Who is Claudia Ligari?
Italian born fashion designer, adopted by London since 2004. Graduated from Istittuto Marangoni in Milan in 2004, after quite few painful years of random jobs in retail and a pretty good career as a senior designer for most of the well-known British high street brands I’ve finally launched my very first collection in SS11. I have a strong personality, stubborn but not so difficult to deal with, always hungry for newness and bored of things too quickly. I love my job but not so much the fashion world in general and when I create my mind is a mess!

What is your current state of mind?
Up and down, excited but scared at the same time. I just moved back to Italy after 9 years in London and it’s a pretty big challenge!

What is your motto?
If you want something done properly do it by yourself!

What is your obsession?
Not sure, I guess I’m obsessed by the fact of asking constantly to myself if I am happy or not

Your last dream (during sleeping :) )?
Really weird! I was like an actor in my own movie/dream. I was presenting my latest collection in London but everything was going wrong and we didn’t have drinks or music…and then, when we finally managed to sort everything out and started dancing all of the sudden the war exploded around us!! Some random people where shooting us and I kept running around from one room to the other but what was also weird was the fact the in one room everyone seemed to be pretty happy and relaxed and kept having fun when in the other room everyone was about to die or shooting someone else!! Horrible!…I guess  it reflects the state of my mind at the moment…a bit shook up.

What is your best quality and what is your biggest weakness?
I  am very tenacious but too impulsive

Which talent would you most like to have?
I’d love to be an amazing seamstress but I just don’t have the patience…

What would you change about yourself?
As I mentioned above I’d love to be less impulsive and more rational sometimes.

What the word freedom means to you?
Everything. If I don’t feel free I can’t live happily. I’m a very independent person and I hate when situations or people come my way and hold me back from what I have to do.

Best and worst memory?
Best memories are about the first few years that I lived in London, is when I finally found myself and friends who truly understood me. Worst memory is when my sister had an accident and she was badly injured…in those moments you stop leaving and just hanging in a parallel world, horrible.

In what occasion do you lie?
When I know it’s best for everyone not to know the truth, we call it “white lies” right?

Which smell remembers you your childhood?
My parents’ house by the sea, every time I go there all the smells take me back in time.

As a child what you thought you will become when growing up?
A Fashion Designer, never changed my mind

What turns you into become a fashion designer?

Spatial annotation entries
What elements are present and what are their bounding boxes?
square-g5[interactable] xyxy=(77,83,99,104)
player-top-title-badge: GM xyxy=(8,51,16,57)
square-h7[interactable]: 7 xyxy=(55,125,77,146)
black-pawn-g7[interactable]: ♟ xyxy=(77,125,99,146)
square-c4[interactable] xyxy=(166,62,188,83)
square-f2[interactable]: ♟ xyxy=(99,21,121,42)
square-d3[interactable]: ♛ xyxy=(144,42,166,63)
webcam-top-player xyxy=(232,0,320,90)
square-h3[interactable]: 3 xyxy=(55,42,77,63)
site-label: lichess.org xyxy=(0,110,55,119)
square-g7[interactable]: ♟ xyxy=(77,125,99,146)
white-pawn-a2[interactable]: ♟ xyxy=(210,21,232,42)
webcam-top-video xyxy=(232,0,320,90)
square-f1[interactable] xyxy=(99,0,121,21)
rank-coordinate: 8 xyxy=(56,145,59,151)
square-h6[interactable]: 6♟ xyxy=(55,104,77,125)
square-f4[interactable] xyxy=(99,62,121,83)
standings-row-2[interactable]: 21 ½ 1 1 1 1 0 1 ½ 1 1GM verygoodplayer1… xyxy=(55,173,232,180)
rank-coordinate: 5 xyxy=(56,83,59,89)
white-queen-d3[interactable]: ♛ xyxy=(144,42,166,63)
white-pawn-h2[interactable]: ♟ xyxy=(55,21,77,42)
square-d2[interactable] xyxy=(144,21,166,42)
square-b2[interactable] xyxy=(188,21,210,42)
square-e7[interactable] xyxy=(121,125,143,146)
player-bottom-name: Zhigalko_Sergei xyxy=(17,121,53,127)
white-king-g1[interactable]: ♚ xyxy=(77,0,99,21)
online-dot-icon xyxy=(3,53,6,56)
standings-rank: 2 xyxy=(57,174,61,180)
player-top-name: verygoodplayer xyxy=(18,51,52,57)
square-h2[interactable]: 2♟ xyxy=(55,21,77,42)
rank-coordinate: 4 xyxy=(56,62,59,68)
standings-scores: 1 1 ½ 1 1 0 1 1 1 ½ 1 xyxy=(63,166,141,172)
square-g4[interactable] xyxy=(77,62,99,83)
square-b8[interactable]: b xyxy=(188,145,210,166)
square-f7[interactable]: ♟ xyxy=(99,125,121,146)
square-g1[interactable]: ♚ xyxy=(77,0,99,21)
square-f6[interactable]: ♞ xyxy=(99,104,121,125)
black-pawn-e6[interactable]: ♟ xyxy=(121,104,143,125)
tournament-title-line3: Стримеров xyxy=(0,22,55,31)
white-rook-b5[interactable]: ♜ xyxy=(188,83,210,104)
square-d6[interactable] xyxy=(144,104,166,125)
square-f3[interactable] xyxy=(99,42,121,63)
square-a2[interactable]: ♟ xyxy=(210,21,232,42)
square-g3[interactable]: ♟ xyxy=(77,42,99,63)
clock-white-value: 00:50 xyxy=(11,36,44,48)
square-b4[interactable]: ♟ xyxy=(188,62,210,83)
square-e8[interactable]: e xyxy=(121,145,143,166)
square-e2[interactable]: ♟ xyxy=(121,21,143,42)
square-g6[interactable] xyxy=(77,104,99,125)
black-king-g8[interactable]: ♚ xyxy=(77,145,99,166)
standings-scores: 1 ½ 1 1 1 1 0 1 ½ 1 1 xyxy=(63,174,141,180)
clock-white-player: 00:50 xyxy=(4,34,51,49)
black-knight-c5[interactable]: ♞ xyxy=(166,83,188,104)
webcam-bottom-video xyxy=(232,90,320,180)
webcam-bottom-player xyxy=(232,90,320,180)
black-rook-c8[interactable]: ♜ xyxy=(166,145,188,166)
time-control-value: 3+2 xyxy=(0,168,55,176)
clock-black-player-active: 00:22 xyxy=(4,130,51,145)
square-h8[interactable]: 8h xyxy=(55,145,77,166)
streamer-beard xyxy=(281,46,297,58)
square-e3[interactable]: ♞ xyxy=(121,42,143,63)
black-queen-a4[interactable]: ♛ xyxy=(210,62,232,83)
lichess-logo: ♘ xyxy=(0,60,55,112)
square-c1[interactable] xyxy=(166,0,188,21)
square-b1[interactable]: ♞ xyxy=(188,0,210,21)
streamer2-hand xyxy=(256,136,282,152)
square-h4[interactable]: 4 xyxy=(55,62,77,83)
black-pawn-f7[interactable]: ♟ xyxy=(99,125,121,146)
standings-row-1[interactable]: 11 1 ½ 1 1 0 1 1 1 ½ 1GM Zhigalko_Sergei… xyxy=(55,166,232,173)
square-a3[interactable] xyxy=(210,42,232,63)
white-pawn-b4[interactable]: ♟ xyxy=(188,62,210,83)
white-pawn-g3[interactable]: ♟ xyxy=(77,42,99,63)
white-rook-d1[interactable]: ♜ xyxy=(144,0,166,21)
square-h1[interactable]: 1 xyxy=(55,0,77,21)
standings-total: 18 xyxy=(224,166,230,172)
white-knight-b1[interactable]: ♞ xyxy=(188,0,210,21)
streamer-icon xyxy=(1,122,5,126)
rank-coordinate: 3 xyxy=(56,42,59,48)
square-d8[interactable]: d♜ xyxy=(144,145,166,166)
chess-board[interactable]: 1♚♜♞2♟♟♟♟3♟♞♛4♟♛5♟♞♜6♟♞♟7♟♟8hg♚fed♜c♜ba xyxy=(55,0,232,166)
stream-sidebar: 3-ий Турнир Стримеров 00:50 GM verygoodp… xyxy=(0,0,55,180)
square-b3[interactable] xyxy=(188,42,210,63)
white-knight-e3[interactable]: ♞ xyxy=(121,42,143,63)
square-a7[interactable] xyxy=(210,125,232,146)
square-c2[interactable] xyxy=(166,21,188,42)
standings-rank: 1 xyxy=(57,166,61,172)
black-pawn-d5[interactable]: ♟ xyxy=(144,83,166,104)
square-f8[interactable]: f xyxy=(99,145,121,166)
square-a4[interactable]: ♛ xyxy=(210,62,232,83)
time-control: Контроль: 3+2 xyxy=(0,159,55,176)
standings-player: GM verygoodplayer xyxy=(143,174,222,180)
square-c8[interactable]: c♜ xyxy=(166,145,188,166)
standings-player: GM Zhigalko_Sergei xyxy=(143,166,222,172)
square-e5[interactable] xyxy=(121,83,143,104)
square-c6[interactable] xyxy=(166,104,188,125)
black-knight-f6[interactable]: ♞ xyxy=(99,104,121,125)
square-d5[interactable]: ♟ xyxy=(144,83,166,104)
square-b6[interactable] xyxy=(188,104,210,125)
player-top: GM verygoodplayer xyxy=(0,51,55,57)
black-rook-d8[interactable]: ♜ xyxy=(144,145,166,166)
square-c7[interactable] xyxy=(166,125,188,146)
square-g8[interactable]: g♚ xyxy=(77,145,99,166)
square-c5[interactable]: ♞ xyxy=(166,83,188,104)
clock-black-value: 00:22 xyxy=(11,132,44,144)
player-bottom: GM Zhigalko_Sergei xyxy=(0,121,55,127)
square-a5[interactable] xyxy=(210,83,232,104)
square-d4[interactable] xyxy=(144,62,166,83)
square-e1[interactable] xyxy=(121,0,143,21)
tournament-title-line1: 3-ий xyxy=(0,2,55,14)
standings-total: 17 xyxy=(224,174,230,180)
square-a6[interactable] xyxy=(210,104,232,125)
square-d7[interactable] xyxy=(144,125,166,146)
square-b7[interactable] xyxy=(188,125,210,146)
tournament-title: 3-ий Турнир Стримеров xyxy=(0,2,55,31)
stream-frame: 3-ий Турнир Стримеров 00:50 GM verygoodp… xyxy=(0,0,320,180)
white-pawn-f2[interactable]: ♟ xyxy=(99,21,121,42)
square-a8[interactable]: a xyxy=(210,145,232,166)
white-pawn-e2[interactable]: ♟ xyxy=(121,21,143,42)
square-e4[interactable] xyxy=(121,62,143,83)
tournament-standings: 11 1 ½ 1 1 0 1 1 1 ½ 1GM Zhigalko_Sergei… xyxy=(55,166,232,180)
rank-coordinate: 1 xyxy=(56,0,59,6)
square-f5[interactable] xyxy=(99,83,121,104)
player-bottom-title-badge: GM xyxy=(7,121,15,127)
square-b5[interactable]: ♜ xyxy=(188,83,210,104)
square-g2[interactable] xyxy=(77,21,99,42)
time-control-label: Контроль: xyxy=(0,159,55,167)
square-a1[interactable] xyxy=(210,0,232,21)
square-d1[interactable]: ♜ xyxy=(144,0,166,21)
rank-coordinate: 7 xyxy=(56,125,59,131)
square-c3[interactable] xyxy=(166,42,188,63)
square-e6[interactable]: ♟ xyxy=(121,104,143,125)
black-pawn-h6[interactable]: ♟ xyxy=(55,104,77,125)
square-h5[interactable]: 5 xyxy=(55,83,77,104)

◆ **CHALLENGES**
a - In the Claudia Ligari interview, how long had she lived in London before moving back to Italy?
b - Please resume the Claudia Ligari interview from the point where it stops.

◆ **ANSWER SET**
a - 9 years.

b -
Not sure, just always wanted to do it even thought I was born in a small village and nobody knew anything or was even remotely interested about fashion

What inspires you and what distracts you (turn you off) creatively?
Just been few days in Barcelona and that was very inspiring, just seeing different things makes my mind fantasizing. Rules or absence of freedom in life are killing my creativity.

How much does intuition play a part in the way that you work?
I would say 50/50. It helps to design something that people will want to wear and buy but I believe it’s better to do what you love always, regardless of what is going on out there.

What do you think of the fashion system?
Bla bla bla….fashion should look more at substance and not on surface. There are so many amazing designers out there that never get noticed and so many more who are overrated or get their way in just because they have money but no talent.

Top 3 designers?
Martin Margiela (for changing to way of creating fashion)
Riccardo Tisci 
Alber Elbaz 

What about new way of communication, like blogging?
I don’t mind it, but unfortunately it’s more about surface…

 Do you follow any blog?
Not really, I look at few people from time to time but don’t follow constantly

Top 3 magazines?
Don’t know, I don’t buy many magazines, sometimes I don’t buy them for ages! I don’t like to be too aware of what is going on around me, especially when I create. I like to stay true to myself as much as possible.  But I always loved Numéro for the graphics

Best movie, track, album, exhibition or event?
Best movie: Down by Law 
Track: “Put the Freaks Up Front” from Deus
Exhibition: Hussein Chalayan retrospective in Paris few years ago

What is your personal style and who do you mostly wear?
I tend to always wear the same things and actually my wardrobe it’s pretty small. I like to get rid of things from time to time as it makes me feel better and gives me a good vibe, new start!  I always wear black because it makes me feel comfortable with myself . Lately I have been wearing loads of my stuff mixed with Acne’s. I love what they do (not everything!!) I think they are the “new fashion”, tasteful, clean, comfortable and still quite affordable.

Your Top 5 essentials?
Chunky shoes
black long vest
comfortable trousers
a leather bag

Let´s talk ybout your professional part and how everything started. You told once, that when you moved to Milan, to study fashion, you actually didn´t know a lot about fashion.  How then you knew that this is the right study to go, that this is something you would like to work (let´s just say) for the rest of your life? What made you that decision?
As I mentioned before I didn’t know if it was the right decision, I just felt that was a passion I really wanted to discover. Sometimes I still don’t know if I took the right decision but when I see all the support coming from all of you, than is when I know it was totally worth it.

 Your very first work in fashion was an internship for Missoni, then you worked as an assistant for Giorgio Armani (when he still was at Erreuno, a brand that he established before becoming what he is today) and then when you decided to move to London, you were accepted as an intern for Alexander McQueen. Three big names, but three totally different aesthetics. Could you describe these experiences and how these experiences influenced on your future work and aesthetic?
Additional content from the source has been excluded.